Do wykonania A: Przepisz fragment przepisu na pizzę od słów "4.Blaszkę o średnicy" do słów "6.Podajemy i smacznego." włącznie, zamieniając "ketchupem" na "sosem pomidorowym".
Do wykonania B: Na jak długo według przepisu na pizzę odstawia się ciasto do wyrośnięcia po dodaniu oleju i soli?

Tekst ćwiczenia:
________________________________________
Pizzę lubi chyba każdy.Możemy ją przygotować na dowolnym cieście:grubym
lub cienkim.Z dowolnymi ulubionymi dodatkami.Na obiad lub przekąskę.U
mnie była na obiad i w tej wersji wyszła bardzo pyszna.Zapraszam.
Składniki:
Ciasto:
półtorej szklanki mąki pszennej
2 dag drożdży
1 łyżeczka cukru
pół łyżeczki soli
5 łyżek oleju
około 150 ml ciepłej wody
Dodatkowo:
20 dag pieczarek
5 suszonych pomidorów
2 łyżki kaparów
2 łyżki zielonych oliwek
3 plasterki dowolnej wędliny
5 dag sera żółtego
przyprawa do pizzy według uznania
oregano suszone według uznania
zioła prowansalskie według uznania
mąka pszenna do posypania stolnicy
1 łyżeczka masła do posmarowania foremki
olej do smażenia
2-3 łyżki pikantnego ketchupu
Wykonanie:
1.W ciepłej wodzie rozpuszczamy drożdże i cukier,wlewamy do mąki i
mieszamy razem widelcem,nie zagniatamy.Przykrywamy ściereczką i
odstawiamy na 15 minut w ciepłe miejsce.Po tym czasie do ciasta dodajemy
olej i sól,zagniatamy ciasto.Ciasto ponownie przykrywamy ściereczką i
odstawiamy na około 30 minut w ciepłe miejsce,żeby wyrosło.
2.Pieczarki obieramy,płuczemy,dokładnie osuszamy i kroimy w cienkie
plasterki,następnie przesmażamy na odrobinie oleju,przyprawiamy do smaku
solą i pieprzem,studzimy.
3.Pomidory,oliwki i kapary osączamy z zalewy.Pomidory i wędlinę kroimy w paski.Ser żółty ścieramy na tarce o dużych oczkach.
4.Blaszkę o średnicy 23 cm smarujemy masłem i posypujemy mąką
pszenną.Ciasto wałkujemy na posypanej mąką stolnicy,wykładamy do
blaszki.Następnie smarujemy ketchupem.Układamy pieczarki,kapary,oliwki i
pomidory suszone.Posypujemy ziołami prowansalskimi,oregano i przyprawą
do pizzy.
5. Pizzę pieczemy około 30 minut w temperaturze 180 stopni.Pod koniec
pieczenia dodajemy wędlinę i posypujemy serem żółtym.Zapiekamy aż ser
się rozpuści.
6.Podajemy i smacznego.
Pracowita pszczółka z Ciebie - widzę, że systematycznie uzupełniasz blog. Mi niestety brak mobilizacji :(. Ale może pozazdroszczę i w końcu wezmę się do roboty :D (chyba sama w to nie wierzę ;) ). Pozdrawiam serdecznie!
OdpowiedzUsuńWiola staram się na bieżąco dodawać przepisy,ale mam jeszcze dużo zaległych,może w zimie uda mi się wszystkie przerzucić na bloga.
________________________________________
Dostarczone materiały:
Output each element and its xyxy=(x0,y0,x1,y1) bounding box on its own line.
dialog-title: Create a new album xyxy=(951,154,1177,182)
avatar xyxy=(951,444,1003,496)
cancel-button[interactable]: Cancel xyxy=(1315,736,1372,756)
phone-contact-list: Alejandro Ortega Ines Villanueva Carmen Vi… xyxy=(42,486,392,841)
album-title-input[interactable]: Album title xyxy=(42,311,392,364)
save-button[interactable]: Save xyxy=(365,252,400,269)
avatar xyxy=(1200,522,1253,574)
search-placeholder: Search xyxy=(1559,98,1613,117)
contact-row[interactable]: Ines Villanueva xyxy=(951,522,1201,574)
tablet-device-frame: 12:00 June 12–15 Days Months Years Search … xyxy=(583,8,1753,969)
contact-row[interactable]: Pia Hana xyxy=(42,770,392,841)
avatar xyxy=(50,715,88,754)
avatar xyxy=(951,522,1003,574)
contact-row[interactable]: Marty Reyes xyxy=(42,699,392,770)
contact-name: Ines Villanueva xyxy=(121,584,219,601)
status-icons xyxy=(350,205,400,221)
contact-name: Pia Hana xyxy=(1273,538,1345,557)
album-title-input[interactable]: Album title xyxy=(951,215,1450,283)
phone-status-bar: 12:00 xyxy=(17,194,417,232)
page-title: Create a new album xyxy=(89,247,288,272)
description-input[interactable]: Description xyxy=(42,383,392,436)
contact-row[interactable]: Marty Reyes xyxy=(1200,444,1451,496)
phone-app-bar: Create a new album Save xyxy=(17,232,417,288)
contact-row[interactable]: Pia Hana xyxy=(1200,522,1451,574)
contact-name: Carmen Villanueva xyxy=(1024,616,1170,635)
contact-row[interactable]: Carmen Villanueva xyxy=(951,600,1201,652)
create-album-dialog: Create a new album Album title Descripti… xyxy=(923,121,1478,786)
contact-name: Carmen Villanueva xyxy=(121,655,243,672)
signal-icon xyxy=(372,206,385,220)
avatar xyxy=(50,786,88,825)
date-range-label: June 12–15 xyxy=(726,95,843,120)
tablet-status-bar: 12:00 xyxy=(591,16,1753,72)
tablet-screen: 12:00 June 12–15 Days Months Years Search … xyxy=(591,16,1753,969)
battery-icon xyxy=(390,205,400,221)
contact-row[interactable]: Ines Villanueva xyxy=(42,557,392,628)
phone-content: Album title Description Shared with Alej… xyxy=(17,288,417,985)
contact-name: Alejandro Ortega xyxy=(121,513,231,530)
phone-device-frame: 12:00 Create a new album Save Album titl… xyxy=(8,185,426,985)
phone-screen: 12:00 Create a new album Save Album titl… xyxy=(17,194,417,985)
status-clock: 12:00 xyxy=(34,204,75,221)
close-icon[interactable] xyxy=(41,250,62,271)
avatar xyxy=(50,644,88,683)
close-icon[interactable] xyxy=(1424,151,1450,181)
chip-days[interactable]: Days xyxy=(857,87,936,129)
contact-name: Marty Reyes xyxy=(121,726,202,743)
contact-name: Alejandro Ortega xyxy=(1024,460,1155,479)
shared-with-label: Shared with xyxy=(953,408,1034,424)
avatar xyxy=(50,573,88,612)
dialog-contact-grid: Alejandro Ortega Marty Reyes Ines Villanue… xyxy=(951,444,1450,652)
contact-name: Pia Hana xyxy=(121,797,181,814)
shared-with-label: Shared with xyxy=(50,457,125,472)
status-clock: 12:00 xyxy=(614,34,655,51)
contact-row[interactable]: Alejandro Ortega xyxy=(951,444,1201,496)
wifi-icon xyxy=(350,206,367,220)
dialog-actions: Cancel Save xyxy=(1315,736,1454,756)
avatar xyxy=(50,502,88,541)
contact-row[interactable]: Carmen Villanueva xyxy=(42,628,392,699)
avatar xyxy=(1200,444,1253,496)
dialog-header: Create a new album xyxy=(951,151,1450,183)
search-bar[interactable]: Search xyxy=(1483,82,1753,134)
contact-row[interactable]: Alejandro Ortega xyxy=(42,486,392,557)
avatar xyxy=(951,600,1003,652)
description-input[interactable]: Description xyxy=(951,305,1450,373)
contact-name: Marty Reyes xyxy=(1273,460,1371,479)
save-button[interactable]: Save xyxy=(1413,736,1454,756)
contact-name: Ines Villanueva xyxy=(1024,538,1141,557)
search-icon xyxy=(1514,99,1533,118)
________________________________________
Odpowiedź A:
4.Blaszkę o średnicy 23 cm smarujemy masłem i posypujemy mąką
pszenną.Ciasto wałkujemy na posypanej mąką stolnicy,wykładamy do
blaszki.Następnie smarujemy sosem pomidorowym.Układamy pieczarki,kapary,oliwki i
pomidory suszone.Posypujemy ziołami prowansalskimi,oregano i przyprawą
do pizzy.
5. Pizzę pieczemy około 30 minut w temperaturze 180 stopni.Pod koniec
pieczenia dodajemy wędlinę i posypujemy serem żółtym.Zapiekamy aż ser
się rozpuści.
6.Podajemy i smacznego.

Odpowiedź B: Na około 30 minut.